_SOURCE:_
This will produce an executable dis in the directory gui.

The LP solver Extracting lp\_solve\_5.5.tgz by invoking

tar -xvzf lp\_solve\_5.5.tgz

This will produce three packages.

- lp\_solve\_5.5\_exe.tar.gz: The pre-compiled binaries for Linux platform. Extracting this package will produce a directory lp\_solve which contains the executable lp\_solve and a library libxli\_CPLEX.so. You will need to tell Chronos via its user interface where the lp\_solve directory is. As the pre-compiled binaries work on our machine (Intel Pentium 4 platform running Redhat Fedora Core 3/4), it is unlikely that you will need to compile lp\_solve yourself with the following two packages.
- lp\_solve\_5.5\_source.tar.gz: lp\_solve program source. Compiling it will produce the executable lp\_solve.
- lp\_solve\_5.5\_xli\_CPLEX\_source.tar.gz: CPLEX XLI reader/writer source. Compiling it will produce the library libxli\_CPLEX.so, which is needed for lp\_solve to read and solve files in CPLEX format.

_GIVEN EXERCISE 1:_
Return every line of the records below that contains the string "insert", matching case exactly.

_EXTRACTED ENTRIES:_

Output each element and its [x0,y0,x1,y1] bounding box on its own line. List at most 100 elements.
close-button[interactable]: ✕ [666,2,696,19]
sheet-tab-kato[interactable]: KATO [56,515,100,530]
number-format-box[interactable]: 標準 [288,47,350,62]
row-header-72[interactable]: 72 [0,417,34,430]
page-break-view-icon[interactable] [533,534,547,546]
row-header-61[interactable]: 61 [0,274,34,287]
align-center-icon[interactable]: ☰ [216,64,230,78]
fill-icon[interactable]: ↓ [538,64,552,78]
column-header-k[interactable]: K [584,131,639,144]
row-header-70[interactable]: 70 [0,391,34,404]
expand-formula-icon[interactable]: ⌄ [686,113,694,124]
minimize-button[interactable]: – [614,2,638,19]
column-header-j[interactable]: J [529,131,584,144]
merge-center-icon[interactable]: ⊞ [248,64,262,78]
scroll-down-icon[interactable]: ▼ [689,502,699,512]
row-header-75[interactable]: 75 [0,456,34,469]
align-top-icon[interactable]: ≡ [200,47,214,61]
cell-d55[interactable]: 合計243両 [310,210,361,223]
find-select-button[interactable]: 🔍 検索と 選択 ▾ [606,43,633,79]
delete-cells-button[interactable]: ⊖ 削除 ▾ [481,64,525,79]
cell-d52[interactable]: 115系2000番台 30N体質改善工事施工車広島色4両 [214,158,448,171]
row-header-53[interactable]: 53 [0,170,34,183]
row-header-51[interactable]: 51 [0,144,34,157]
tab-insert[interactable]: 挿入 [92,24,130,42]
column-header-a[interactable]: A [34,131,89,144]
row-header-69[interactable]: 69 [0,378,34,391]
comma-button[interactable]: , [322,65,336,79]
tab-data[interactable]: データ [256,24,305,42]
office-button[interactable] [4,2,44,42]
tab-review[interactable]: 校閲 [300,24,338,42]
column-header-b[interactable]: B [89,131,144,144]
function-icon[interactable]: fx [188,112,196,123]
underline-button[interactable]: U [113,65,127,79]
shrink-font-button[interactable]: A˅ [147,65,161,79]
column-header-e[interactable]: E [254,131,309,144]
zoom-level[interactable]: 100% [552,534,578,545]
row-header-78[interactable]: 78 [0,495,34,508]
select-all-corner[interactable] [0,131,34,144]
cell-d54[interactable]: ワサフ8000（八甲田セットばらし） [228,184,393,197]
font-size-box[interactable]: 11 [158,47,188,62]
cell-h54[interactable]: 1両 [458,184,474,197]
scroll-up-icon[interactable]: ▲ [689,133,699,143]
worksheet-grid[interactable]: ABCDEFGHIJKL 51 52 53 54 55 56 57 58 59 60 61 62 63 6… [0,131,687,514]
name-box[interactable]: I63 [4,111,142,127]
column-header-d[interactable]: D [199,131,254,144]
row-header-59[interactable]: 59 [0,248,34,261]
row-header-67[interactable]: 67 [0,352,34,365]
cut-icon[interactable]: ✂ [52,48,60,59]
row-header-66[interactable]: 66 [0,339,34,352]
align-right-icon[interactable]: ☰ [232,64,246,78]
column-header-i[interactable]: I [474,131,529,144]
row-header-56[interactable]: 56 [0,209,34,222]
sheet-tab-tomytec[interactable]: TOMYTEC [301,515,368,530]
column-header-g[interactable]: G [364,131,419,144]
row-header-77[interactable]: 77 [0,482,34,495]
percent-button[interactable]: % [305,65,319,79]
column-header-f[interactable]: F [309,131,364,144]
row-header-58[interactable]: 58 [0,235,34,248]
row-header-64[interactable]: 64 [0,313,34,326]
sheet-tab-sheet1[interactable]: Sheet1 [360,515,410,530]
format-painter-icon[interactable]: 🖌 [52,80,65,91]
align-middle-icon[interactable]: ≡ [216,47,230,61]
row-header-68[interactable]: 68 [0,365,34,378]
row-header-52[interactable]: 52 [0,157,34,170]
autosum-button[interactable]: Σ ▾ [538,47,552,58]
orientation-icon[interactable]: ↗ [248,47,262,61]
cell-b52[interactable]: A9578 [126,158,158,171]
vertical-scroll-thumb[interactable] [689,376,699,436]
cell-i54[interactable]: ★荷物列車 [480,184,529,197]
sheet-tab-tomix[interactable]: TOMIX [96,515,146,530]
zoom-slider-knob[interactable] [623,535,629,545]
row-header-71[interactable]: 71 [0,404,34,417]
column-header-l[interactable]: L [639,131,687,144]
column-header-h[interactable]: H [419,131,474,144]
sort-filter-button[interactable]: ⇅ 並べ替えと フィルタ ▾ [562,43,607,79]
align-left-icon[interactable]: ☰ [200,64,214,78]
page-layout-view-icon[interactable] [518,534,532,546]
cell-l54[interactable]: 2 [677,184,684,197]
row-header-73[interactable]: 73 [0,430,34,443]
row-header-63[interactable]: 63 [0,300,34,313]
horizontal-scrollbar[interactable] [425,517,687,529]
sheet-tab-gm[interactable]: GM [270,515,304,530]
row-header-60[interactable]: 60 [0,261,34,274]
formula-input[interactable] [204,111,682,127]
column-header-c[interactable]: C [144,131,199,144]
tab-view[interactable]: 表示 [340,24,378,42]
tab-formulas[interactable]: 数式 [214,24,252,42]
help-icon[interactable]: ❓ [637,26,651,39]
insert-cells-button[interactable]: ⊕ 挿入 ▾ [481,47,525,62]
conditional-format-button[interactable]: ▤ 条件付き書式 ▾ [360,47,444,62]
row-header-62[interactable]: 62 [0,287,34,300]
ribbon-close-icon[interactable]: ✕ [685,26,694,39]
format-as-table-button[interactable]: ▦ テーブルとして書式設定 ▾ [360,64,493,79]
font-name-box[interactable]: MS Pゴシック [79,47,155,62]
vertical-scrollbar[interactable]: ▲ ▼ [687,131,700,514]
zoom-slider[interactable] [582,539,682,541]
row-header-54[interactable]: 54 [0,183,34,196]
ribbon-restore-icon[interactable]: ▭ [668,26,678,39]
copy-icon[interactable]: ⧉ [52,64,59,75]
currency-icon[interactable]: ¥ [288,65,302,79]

_GIVEN EXERCISE 2:_
Pick up the lp_solve installation notes above and continue them from their final sentence.

_TASK ANSWER 1:_
tab-insert[interactable]: 挿入 [92,24,130,42]
insert-cells-button[interactable]: ⊕ 挿入 ▾ [481,47,525,62]

_TASK ANSWER 2:_
The three packages above are obtained from lp\_solve website

http://groups.yahoo.com/group/lp\_solve/files/Version5.5/

For the user's convenience (you need Yahoo! id and have to join the lp\_solve group), we distribute them as a single package, lp\_solve\_5.5.tgz, on our website. For more information about lp\_solve, please visit its official website.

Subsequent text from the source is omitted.